§ Exercice à traiter
Reprenez le passage sur les Français du Canada et les Indiens juste après sa dernière phrase, et prolongez-le.

§ Passage à lire
+ + + + +
Je l’ai déjà dit : il y eut de singuliers rapprochemens entre les deux races rouge et blanche. Les sauvages empruntèrent aux blancs le goût des liqueurs fortes, les blancs prirent aux sauvages quelques-uns de leurs procédés de guerre ; ils s’étaient battus ensemble en alliés. Franciser les Indiens paraît avoir été impossible ; il fut plus facile aux Français de s’indianiser. Dès le XVIIIe siècle les pipes, les souliers, les ceintures, les jarretières des Canadiens sont à la mode indienne. Thoreau, dans son Yankee au Canada plein de remarques ingénieuses, de paradoxes et de malentendus, qui date de 1850, a dit drôlement : « Tandis que nous autres, descendans des Pèlerins, nous apprenons aux Anglais l’art de faire des bottines à vis, les descendans des Français au Canada portent encore le mocassin sauvage. » — Cette remarque très juste peut s’appliquera autre chose encore qu’à la chaussure, — aux mœurs en général, à l’éducation, aux différences fondamentales de l’esprit de trafic d’une part et de certains préjugés chevaleresques de l’autre.
+ + + + +
§ Données affichées
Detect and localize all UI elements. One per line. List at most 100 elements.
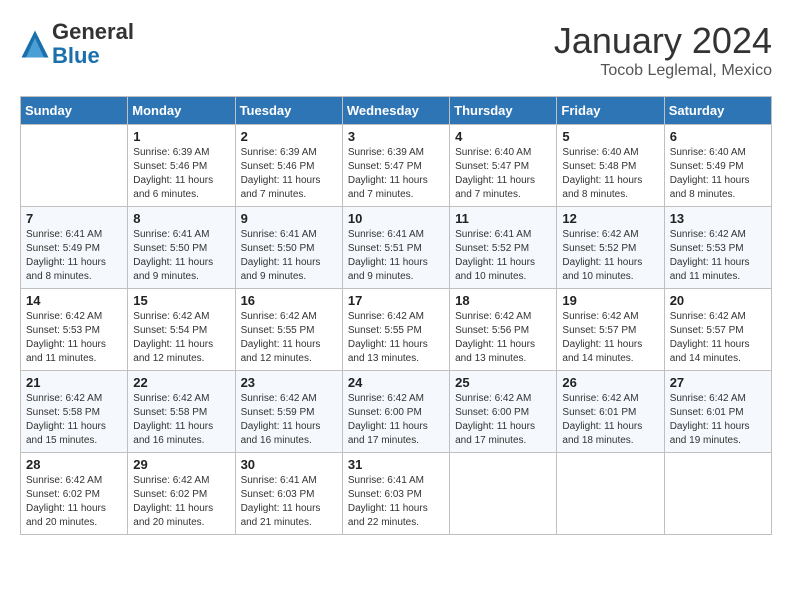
day-number: 14 — [26, 293, 122, 308]
day-info: Sunrise: 6:42 AMSunset: 5:53 PMDaylight:… — [26, 310, 122, 366]
day-info: Sunrise: 6:41 AMSunset: 5:52 PMDaylight:… — [455, 228, 551, 284]
calendar-day-2: 2 Sunrise: 6:39 AMSunset: 5:46 PMDaylight… — [235, 125, 342, 207]
calendar-day-3: 3Sunrise: 6:39 AMSunset: 5:47 PMDaylight… — [342, 125, 449, 207]
day-number: 6 — [670, 129, 766, 144]
day-info: Sunrise: 6:41 AMSunset: 5:51 PMDaylight:… — [348, 228, 444, 284]
day-number: 7 — [26, 211, 122, 226]
day-info: Sunrise: 6:41 AMSunset: 5:50 PMDaylight:… — [241, 228, 337, 284]
calendar-day-8: 8 Sunrise: 6:41 AMSunset: 5:50 PMDaylight… — [128, 207, 235, 289]
calendar-empty-cell — [557, 453, 664, 535]
logo: General Blue — [20, 20, 134, 68]
calendar-day-16: 16 Sunrise: 6:42 AMSunset: 5:55 PMDayligh… — [235, 289, 342, 371]
day-info: Sunrise: 6:41 AMSunset: 5:50 PMDaylight:… — [133, 228, 229, 284]
day-info: Sunrise: 6:42 AMSunset: 6:02 PMDaylight:… — [133, 474, 229, 530]
day-number: 13 — [670, 211, 766, 226]
day-info: Sunrise: 6:42 AMSunset: 5:58 PMDaylight:… — [26, 392, 122, 448]
logo-general: General — [52, 20, 134, 44]
day-number: 8 — [133, 211, 229, 226]
day-info: Sunrise: 6:40 AMSunset: 5:47 PMDaylight:… — [455, 146, 551, 202]
calendar-day-28: 28Sunrise: 6:42 AMSunset: 6:02 PMDayligh… — [21, 453, 128, 535]
calendar-day-17: 17Sunrise: 6:42 AMSunset: 5:55 PMDayligh… — [342, 289, 449, 371]
day-number: 1 — [133, 129, 229, 144]
calendar-day-14: 14 Sunrise: 6:42 AMSunset: 5:53 PMDayligh… — [21, 289, 128, 371]
day-info: Sunrise: 6:41 AMSunset: 6:03 PMDaylight:… — [241, 474, 337, 530]
day-info: Sunrise: 6:42 AMSunset: 5:58 PMDaylight:… — [133, 392, 229, 448]
day-number: 9 — [241, 211, 337, 226]
calendar-day-6: 6Sunrise: 6:40 AMSunset: 5:49 PMDaylight… — [664, 125, 771, 207]
calendar-day-31: 31 Sunrise: 6:41 AMSunset: 6:03 PMDayligh… — [342, 453, 449, 535]
logo-icon — [20, 29, 50, 59]
day-number: 2 — [241, 129, 337, 144]
calendar-day-26: 26Sunrise: 6:42 AMSunset: 6:01 PMDayligh… — [557, 371, 664, 453]
calendar-day-20: 20 Sunrise: 6:42 AMSunset: 5:57 PMDayligh… — [664, 289, 771, 371]
day-number: 29 — [133, 457, 229, 472]
calendar-day-18: 18 Sunrise: 6:42 AMSunset: 5:56 PMDayligh… — [450, 289, 557, 371]
day-header-monday: Monday — [128, 97, 235, 125]
calendar-day-1: 1 Sunrise: 6:39 AMSunset: 5:46 PMDaylight… — [128, 125, 235, 207]
calendar-day-13: 13 Sunrise: 6:42 AMSunset: 5:53 PMDayligh… — [664, 207, 771, 289]
calendar-week-row: 14 Sunrise: 6:42 AMSunset: 5:53 PMDayligh… — [21, 289, 772, 371]
page-header: General Blue January 2024 Tocob Leglemal… — [20, 20, 772, 80]
calendar-day-25: 25Sunrise: 6:42 AMSunset: 6:00 PMDayligh… — [450, 371, 557, 453]
day-info: Sunrise: 6:42 AMSunset: 5:52 PMDaylight:… — [562, 228, 658, 284]
day-number: 30 — [241, 457, 337, 472]
day-info: Sunrise: 6:39 AMSunset: 5:47 PMDaylight:… — [348, 146, 444, 202]
day-info: Sunrise: 6:39 AMSunset: 5:46 PMDaylight:… — [241, 146, 337, 202]
day-info: Sunrise: 6:42 AMSunset: 5:54 PMDaylight:… — [133, 310, 229, 366]
day-info: Sunrise: 6:42 AMSunset: 5:56 PMDaylight:… — [455, 310, 551, 366]
day-number: 12 — [562, 211, 658, 226]
day-info: Sunrise: 6:42 AMSunset: 5:55 PMDaylight:… — [348, 310, 444, 366]
day-number: 19 — [562, 293, 658, 308]
calendar-day-22: 22 Sunrise: 6:42 AMSunset: 5:58 PMDayligh… — [128, 371, 235, 453]
day-info: Sunrise: 6:42 AMSunset: 5:59 PMDaylight:… — [241, 392, 337, 448]
day-header-thursday: Thursday — [450, 97, 557, 125]
calendar-day-30: 30 Sunrise: 6:41 AMSunset: 6:03 PMDayligh… — [235, 453, 342, 535]
calendar-day-7: 7 Sunrise: 6:41 AMSunset: 5:49 PMDaylight… — [21, 207, 128, 289]
calendar-week-row: 7 Sunrise: 6:41 AMSunset: 5:49 PMDaylight… — [21, 207, 772, 289]
day-number: 18 — [455, 293, 551, 308]
day-header-tuesday: Tuesday — [235, 97, 342, 125]
calendar-day-5: 5 Sunrise: 6:40 AMSunset: 5:48 PMDaylight… — [557, 125, 664, 207]
calendar-day-15: 15 Sunrise: 6:42 AMSunset: 5:54 PMDayligh… — [128, 289, 235, 371]
day-number: 24 — [348, 375, 444, 390]
calendar-day-9: 9 Sunrise: 6:41 AMSunset: 5:50 PMDaylight… — [235, 207, 342, 289]
calendar-week-row: 28Sunrise: 6:42 AMSunset: 6:02 PMDayligh… — [21, 453, 772, 535]
logo-text: General Blue — [52, 20, 134, 68]
day-info: Sunrise: 6:42 AMSunset: 5:55 PMDaylight:… — [241, 310, 337, 366]
day-header-wednesday: Wednesday — [342, 97, 449, 125]
day-header-friday: Friday — [557, 97, 664, 125]
day-info: Sunrise: 6:42 AMSunset: 6:01 PMDaylight:… — [670, 392, 766, 448]
title-section: January 2024 Tocob Leglemal, Mexico — [554, 20, 772, 80]
day-info: Sunrise: 6:42 AMSunset: 5:57 PMDaylight:… — [562, 310, 658, 366]
day-number: 11 — [455, 211, 551, 226]
calendar-day-12: 12 Sunrise: 6:42 AMSunset: 5:52 PMDayligh… — [557, 207, 664, 289]
calendar-empty-cell — [664, 453, 771, 535]
calendar-day-10: 10 Sunrise: 6:41 AMSunset: 5:51 PMDayligh… — [342, 207, 449, 289]
day-info: Sunrise: 6:41 AMSunset: 5:49 PMDaylight:… — [26, 228, 122, 284]
day-info: Sunrise: 6:40 AMSunset: 5:48 PMDaylight:… — [562, 146, 658, 202]
day-number: 16 — [241, 293, 337, 308]
day-info: Sunrise: 6:39 AMSunset: 5:46 PMDaylight:… — [133, 146, 229, 202]
calendar-day-21: 21Sunrise: 6:42 AMSunset: 5:58 PMDayligh… — [21, 371, 128, 453]
day-number: 4 — [455, 129, 551, 144]
day-number: 31 — [348, 457, 444, 472]
day-number: 15 — [133, 293, 229, 308]
day-number: 5 — [562, 129, 658, 144]
calendar-empty-cell — [21, 125, 128, 207]
day-info: Sunrise: 6:42 AMSunset: 6:00 PMDaylight:… — [348, 392, 444, 448]
day-info: Sunrise: 6:42 AMSunset: 5:57 PMDaylight:… — [670, 310, 766, 366]
day-info: Sunrise: 6:42 AMSunset: 6:00 PMDaylight:… — [455, 392, 551, 448]
calendar-day-29: 29 Sunrise: 6:42 AMSunset: 6:02 PMDayligh… — [128, 453, 235, 535]
day-number: 20 — [670, 293, 766, 308]
calendar-table: SundayMondayTuesdayWednesdayThursdayFrid… — [20, 96, 772, 535]
day-info: Sunrise: 6:42 AMSunset: 5:53 PMDaylight:… — [670, 228, 766, 284]
day-number: 27 — [670, 375, 766, 390]
day-header-saturday: Saturday — [664, 97, 771, 125]
day-number: 10 — [348, 211, 444, 226]
day-info: Sunrise: 6:42 AMSunset: 6:02 PMDaylight:… — [26, 474, 122, 530]
calendar-day-24: 24 Sunrise: 6:42 AMSunset: 6:00 PMDayligh… — [342, 371, 449, 453]
day-info: Sunrise: 6:41 AMSunset: 6:03 PMDaylight:… — [348, 474, 444, 530]
day-number: 23 — [241, 375, 337, 390]
calendar-header-row: SundayMondayTuesdayWednesdayThursdayFrid… — [21, 97, 772, 125]
day-number: 22 — [133, 375, 229, 390]
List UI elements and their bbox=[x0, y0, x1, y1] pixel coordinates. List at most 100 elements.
+ + + + +
§ Réponse finale
Ce qui est curieux, c’est que les sentimens et les habitudes des Canadiens semblent s’être communiqués dans la province de Québec aux étrangers établis parmi eux. Lors de la conquête, le district de la Malbaie fut octroyé à des concessionnaires écossais dont on ne reconnaît plus aujourd’hui les descendans que par leurs noms ; ils ne savent parler que le français. De même il arrive assez souvent que des matelots suédois, déserteurs de navires qui passent sur le Saguenay, restent cachés dans le pays et s’y établissent. En très peu de temps, leurs fils deviennent Français. Cette force de cohésion que montre la population française du Bas-Canada, cette persistance à garder l’unité nationale est très caractéristique de la race ; elle s’affirme jusqu’à un certain point, même en Louisiane, tandis que dans tout le reste des Etats-Unis on voit les Allemands, les Hollandais et autres immigrans se confondre très vite avec la masse des citoyens. J’aurais voulu pouvoir m’attarder à loisir dans les intérieurs ruraux et faire ample connaissance avec l’intéressante personnalité de l’habitant.

— Vous aurez l’occasion de le connaître bientôt, me dit en riant un passager, auquel j’exprime ce regret. C’est aujourd’hui jour d’élections générales. Jean-Baptiste ne manquera pas de se montrer.

Jean-Baptiste est le sobriquet du Canadien, sa fête nationale étant célébrée à la Saint-Jean.

Après la Malbaie, la neige apparaît plus fréquente au flanc des rochers, la coloration verte des eaux s’accentue ; des falaises en demi-cercle vous donnent toujours cette impression curieuse d’arriver à l’extrémité d’un lac, puis ce sont de nouveaux méandres, des développemens inattendus. Le bateau, décrivant une diagonale, se dirige vers Pointe-à-Beaulieu. On ne perd pas de vue la file des Pèlerins, de hauts rochers qui, porteurs d’un phare, se suivent en effet comme des pénitens dans leur cagoule.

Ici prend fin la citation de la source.